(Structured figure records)
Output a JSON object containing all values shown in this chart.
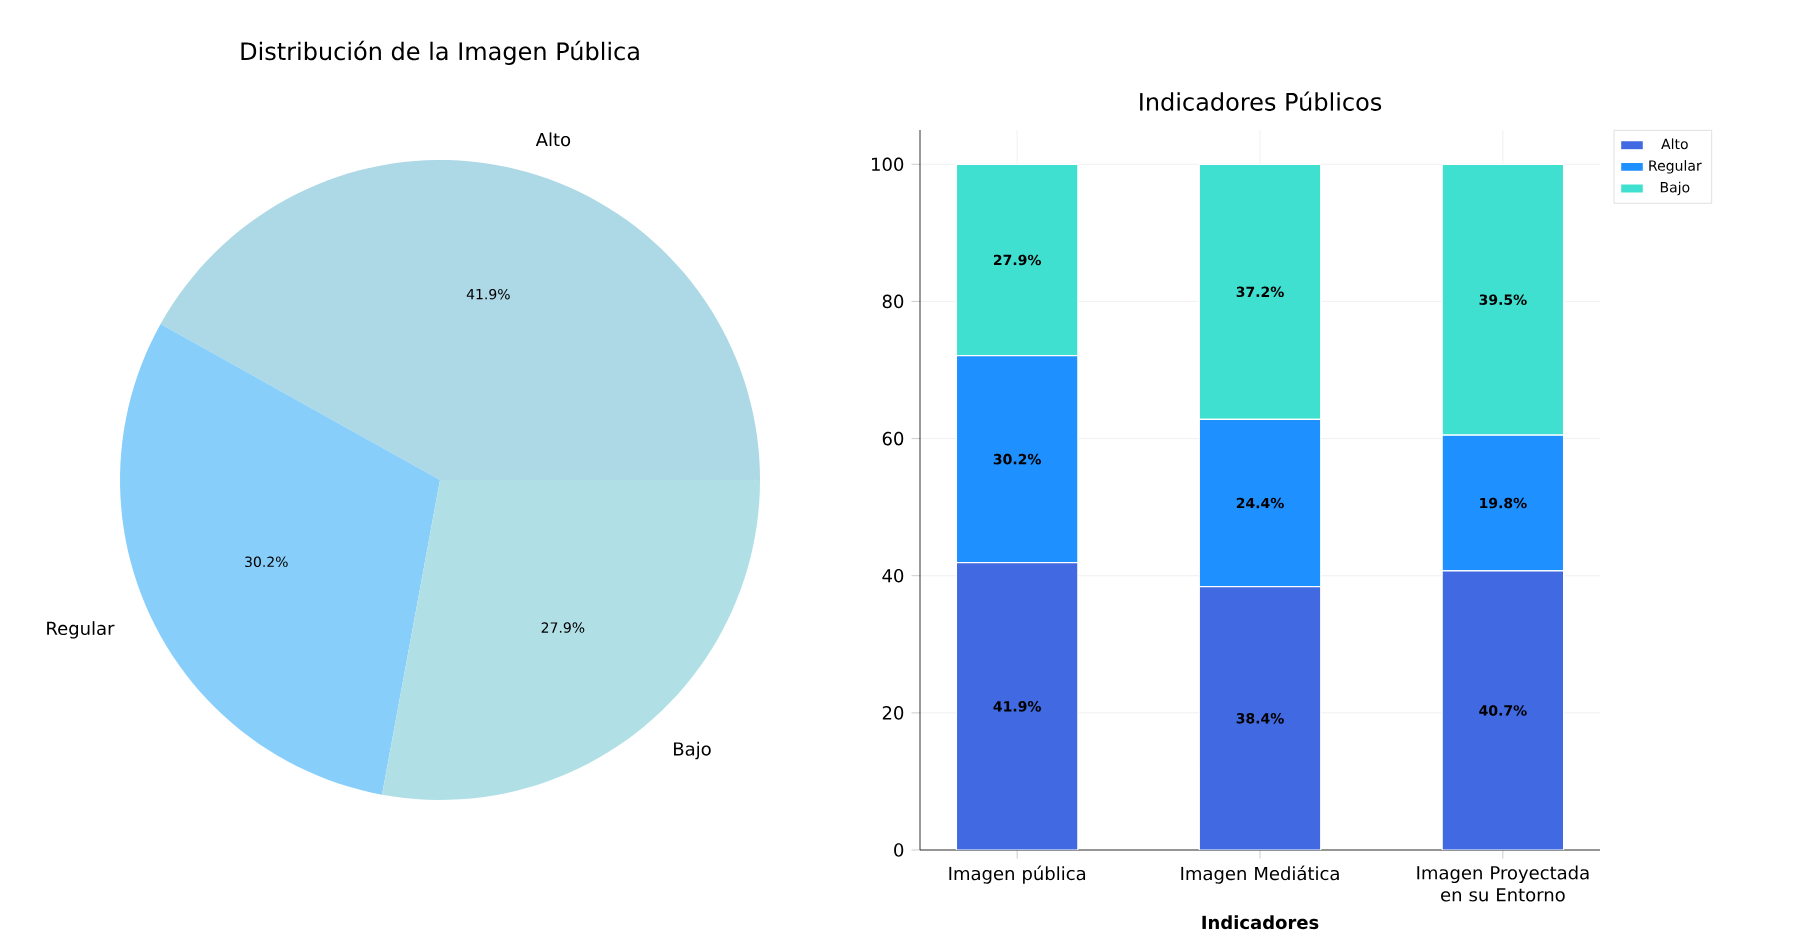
{
  "chart_data": [
    {
      "type": "pie",
      "title": "Distribución de la Imagen Pública",
      "categories": [
        "Alto",
        "Regular",
        "Bajo"
      ],
      "values": [
        41.9,
        30.2,
        27.9
      ],
      "colors": [
        "#add8e6",
        "#87cefa",
        "#b0e0e6"
      ],
      "value_labels": [
        "41.9%",
        "30.2%",
        "27.9%"
      ]
    },
    {
      "type": "bar",
      "title": "Indicadores Públicos",
      "xlabel": "Indicadores",
      "categories": [
        "Imagen pública",
        "Imagen Mediática",
        "Imagen Proyectada en su Entorno"
      ],
      "stacked": true,
      "ylim": [
        0,
        105
      ],
      "yticks": [
        0,
        20,
        40,
        60,
        80,
        100
      ],
      "grid": true,
      "legend": "top right",
      "series": [
        {
          "name": "Alto",
          "color": "#4169e1",
          "values": [
            41.9,
            38.4,
            40.7
          ],
          "value_labels": [
            "41.9%",
            "38.4%",
            "40.7%"
          ]
        },
        {
          "name": "Regular",
          "color": "#1e90ff",
          "values": [
            30.2,
            24.4,
            19.8
          ],
          "value_labels": [
            "30.2%",
            "24.4%",
            "19.8%"
          ]
        },
        {
          "name": "Bajo",
          "color": "#40e0d0",
          "values": [
            27.9,
            37.2,
            39.5
          ],
          "value_labels": [
            "27.9%",
            "37.2%",
            "39.5%"
          ]
        }
      ]
    }
  ]
}
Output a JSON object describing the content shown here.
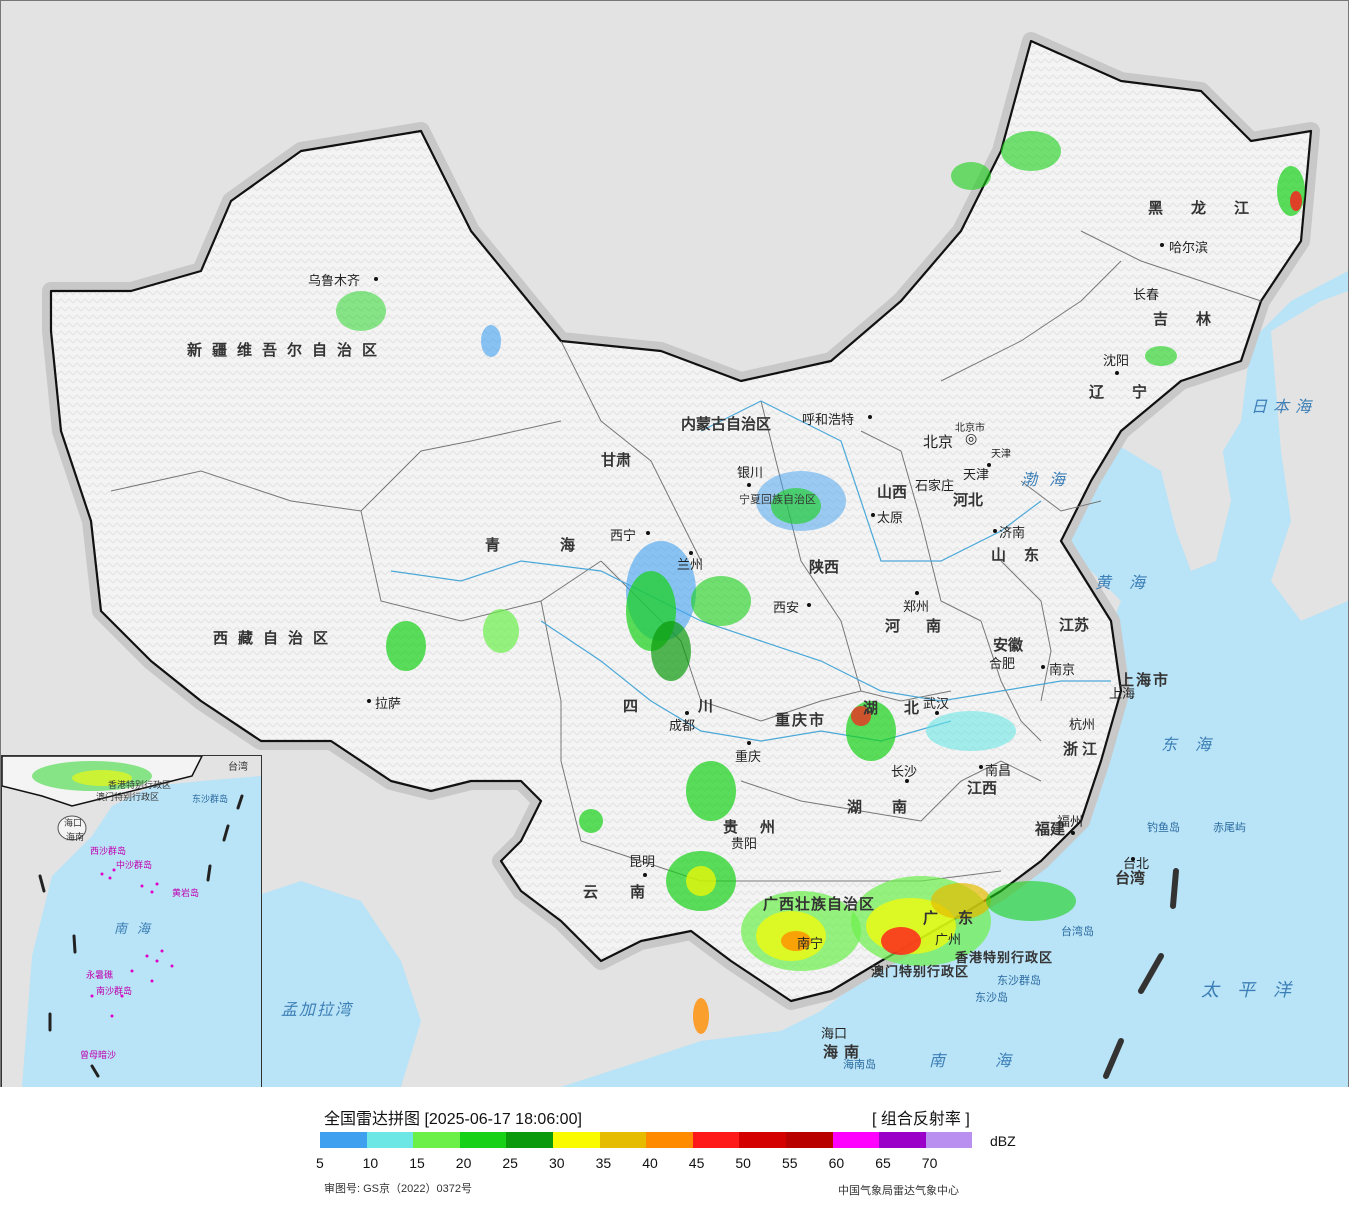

Task to carry out.
Scan the listing above. Gather each line that contains the word "JSON".

Solved exercise.
Output a JSON object containing all values shown in this chart.
Output a JSON object describing the content shown here.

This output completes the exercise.